■ INSTRUCTIONS FOR THE TASK
Copy out the records in full, word for word, without pictures.

■ ■ ■ ■

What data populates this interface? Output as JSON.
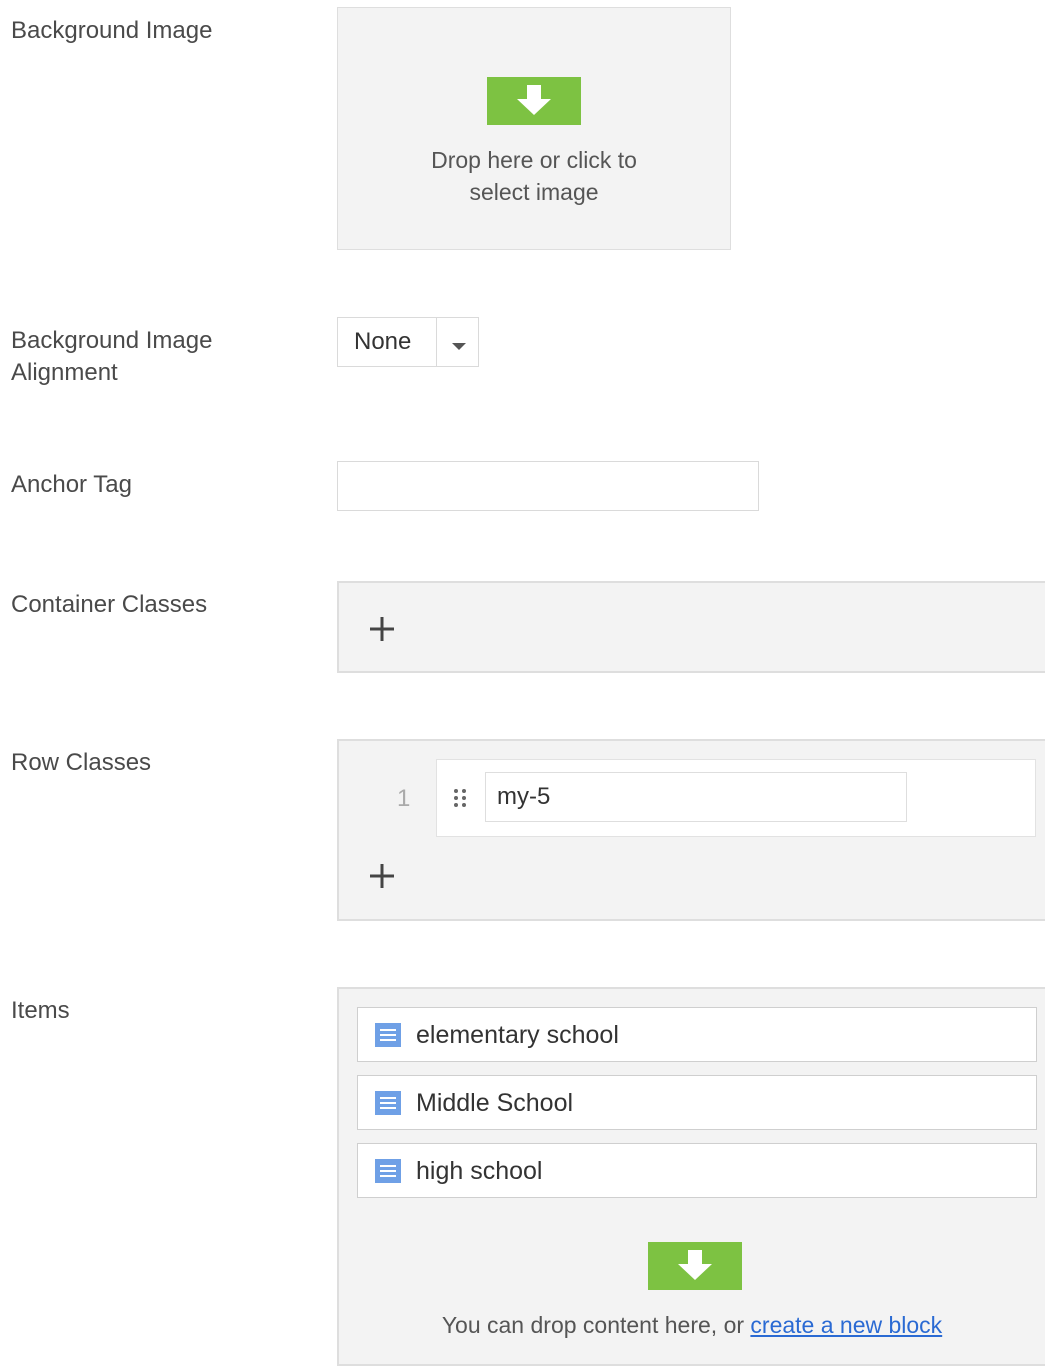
{
  "fields": {
    "background_image": {
      "label": "Background Image",
      "dropzone_line1": "Drop here or click to",
      "dropzone_line2": "select image"
    },
    "background_image_alignment": {
      "label_line1": "Background Image",
      "label_line2": "Alignment",
      "selected": "None"
    },
    "anchor_tag": {
      "label": "Anchor Tag",
      "value": ""
    },
    "container_classes": {
      "label": "Container Classes"
    },
    "row_classes": {
      "label": "Row Classes",
      "rows": [
        {
          "index": "1",
          "value": "my-5"
        }
      ]
    },
    "items": {
      "label": "Items",
      "blocks": [
        {
          "name": "elementary school"
        },
        {
          "name": "Middle School"
        },
        {
          "name": "high school"
        }
      ],
      "drop_text": "You can drop content here, or",
      "create_link": "create a new block"
    }
  },
  "colors": {
    "accent_green": "#7dc242",
    "link_blue": "#2a6ad3",
    "doc_icon_blue": "#6fa0e6"
  },
  "icons": [
    "download-arrow-icon",
    "caret-down-icon",
    "plus-icon",
    "drag-handle-icon",
    "document-icon"
  ]
}
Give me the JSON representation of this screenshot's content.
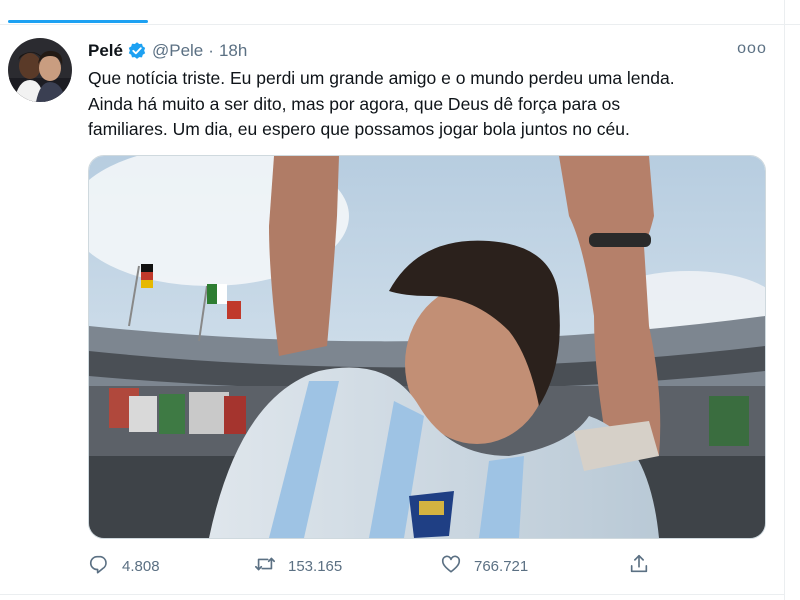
{
  "tweet": {
    "author_name": "Pelé",
    "handle": "@Pele",
    "separator": "·",
    "time": "18h",
    "more": "ooo",
    "text": "Que notícia triste. Eu perdi um grande amigo e o mundo perdeu uma lenda.\nAinda há muito a ser dito, mas por agora, que Deus dê força para os\nfamiliares. Um dia, eu espero que possamos jogar bola juntos no céu."
  },
  "actions": {
    "reply_count": "4.808",
    "retweet_count": "153.165",
    "like_count": "766.721"
  },
  "icons": {
    "verified": "verified-badge-icon",
    "more": "more-options-icon",
    "reply": "reply-icon",
    "retweet": "retweet-icon",
    "like": "heart-icon",
    "share": "share-icon"
  },
  "colors": {
    "accent": "#1da1f2",
    "muted": "#5b7083",
    "text": "#0f1419",
    "border": "#cfd9de"
  }
}
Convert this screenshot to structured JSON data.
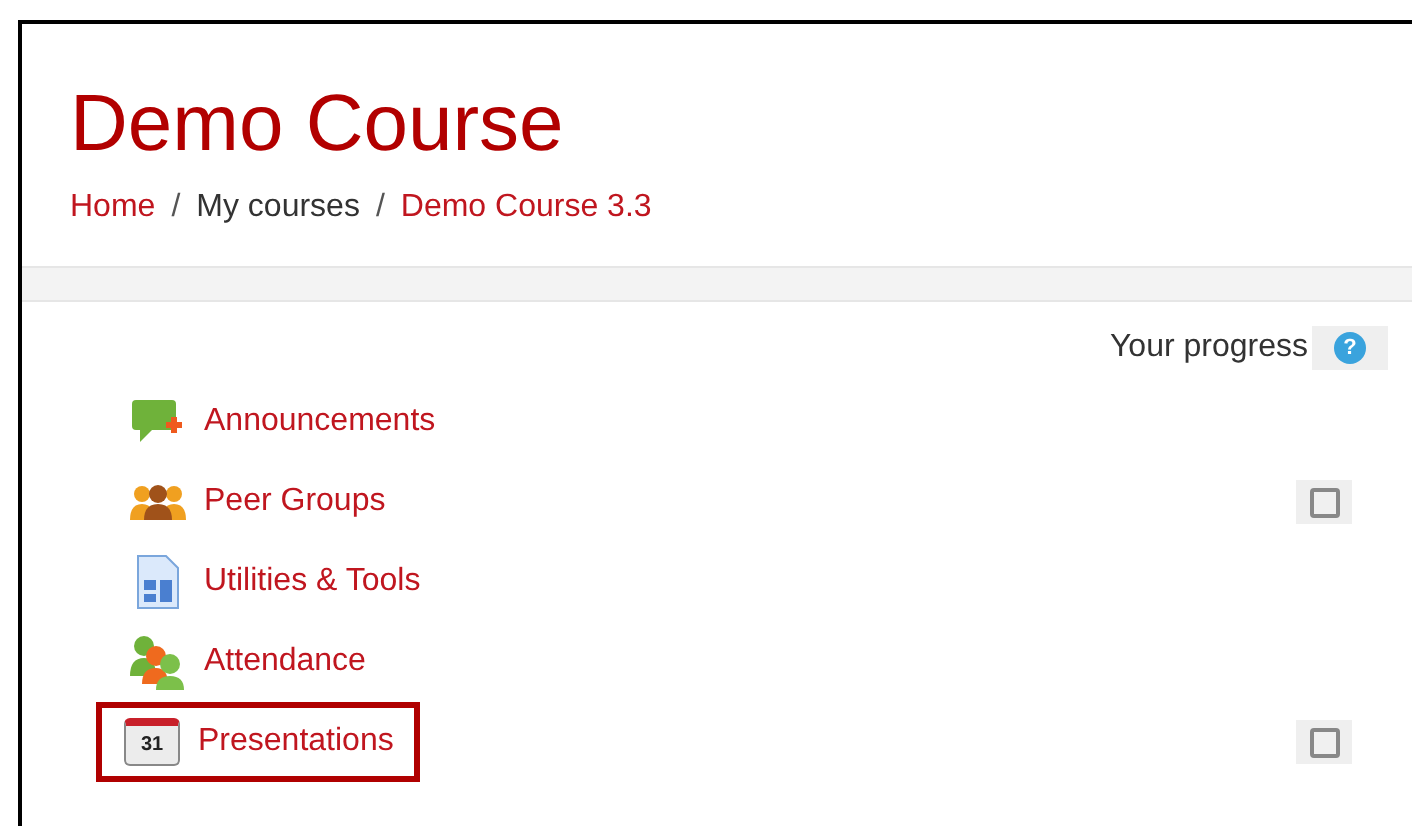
{
  "header": {
    "title": "Demo Course",
    "separator": "/",
    "breadcrumb": [
      {
        "label": "Home",
        "link": true
      },
      {
        "label": "My courses",
        "link": false
      },
      {
        "label": "Demo Course 3.3",
        "link": true
      }
    ]
  },
  "progress": {
    "label": "Your progress",
    "help_icon": "?"
  },
  "activities": [
    {
      "kind": "forum",
      "label": "Announcements",
      "highlighted": false
    },
    {
      "kind": "group",
      "label": "Peer Groups",
      "highlighted": false,
      "checkbox": {
        "checked": false
      }
    },
    {
      "kind": "page",
      "label": "Utilities & Tools",
      "highlighted": false
    },
    {
      "kind": "people",
      "label": "Attendance",
      "highlighted": false
    },
    {
      "kind": "calendar",
      "label": "Presentations",
      "highlighted": true,
      "checkbox": {
        "checked": false
      },
      "icon_text": "31"
    }
  ]
}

■ ■ ■ ■

■ TASK SOLUTION
What data populates this interface? Output as JSON.
{
  "fields": {
    "background_image": {
      "label": "Background Image",
      "dropzone_line1": "Drop here or click to",
      "dropzone_line2": "select image"
    },
    "background_image_alignment": {
      "label_line1": "Background Image",
      "label_line2": "Alignment",
      "selected": "None"
    },
    "anchor_tag": {
      "label": "Anchor Tag",
      "value": ""
    },
    "container_classes": {
      "label": "Container Classes"
    },
    "row_classes": {
      "label": "Row Classes",
      "rows": [
        {
          "index": "1",
          "value": "my-5"
        }
      ]
    },
    "items": {
      "label": "Items",
      "blocks": [
        {
          "name": "elementary school"
        },
        {
          "name": "Middle School"
        },
        {
          "name": "high school"
        }
      ],
      "drop_text": "You can drop content here, or",
      "create_link": "create a new block"
    }
  },
  "colors": {
    "accent_green": "#7dc242",
    "link_blue": "#2a6ad3",
    "doc_icon_blue": "#6fa0e6"
  },
  "icons": [
    "download-arrow-icon",
    "caret-down-icon",
    "plus-icon",
    "drag-handle-icon",
    "document-icon"
  ]
}
Give me the JSON representation of this screenshot's content.
{
  "tweet": {
    "author_name": "Pelé",
    "handle": "@Pele",
    "separator": "·",
    "time": "18h",
    "more": "ooo",
    "text": "Que notícia triste. Eu perdi um grande amigo e o mundo perdeu uma lenda.\nAinda há muito a ser dito, mas por agora, que Deus dê força para os\nfamiliares. Um dia, eu espero que possamos jogar bola juntos no céu."
  },
  "actions": {
    "reply_count": "4.808",
    "retweet_count": "153.165",
    "like_count": "766.721"
  },
  "icons": {
    "verified": "verified-badge-icon",
    "more": "more-options-icon",
    "reply": "reply-icon",
    "retweet": "retweet-icon",
    "like": "heart-icon",
    "share": "share-icon"
  },
  "colors": {
    "accent": "#1da1f2",
    "muted": "#5b7083",
    "text": "#0f1419",
    "border": "#cfd9de"
  }
}
Convert this screenshot to structured JSON data.
{
  "header": {
    "title": "Demo Course",
    "separator": "/",
    "breadcrumb": [
      {
        "label": "Home",
        "link": true
      },
      {
        "label": "My courses",
        "link": false
      },
      {
        "label": "Demo Course 3.3",
        "link": true
      }
    ]
  },
  "progress": {
    "label": "Your progress",
    "help_icon": "?"
  },
  "activities": [
    {
      "kind": "forum",
      "label": "Announcements",
      "highlighted": false
    },
    {
      "kind": "group",
      "label": "Peer Groups",
      "highlighted": false,
      "checkbox": {
        "checked": false
      }
    },
    {
      "kind": "page",
      "label": "Utilities & Tools",
      "highlighted": false
    },
    {
      "kind": "people",
      "label": "Attendance",
      "highlighted": false
    },
    {
      "kind": "calendar",
      "label": "Presentations",
      "highlighted": true,
      "checkbox": {
        "checked": false
      },
      "icon_text": "31"
    }
  ]
}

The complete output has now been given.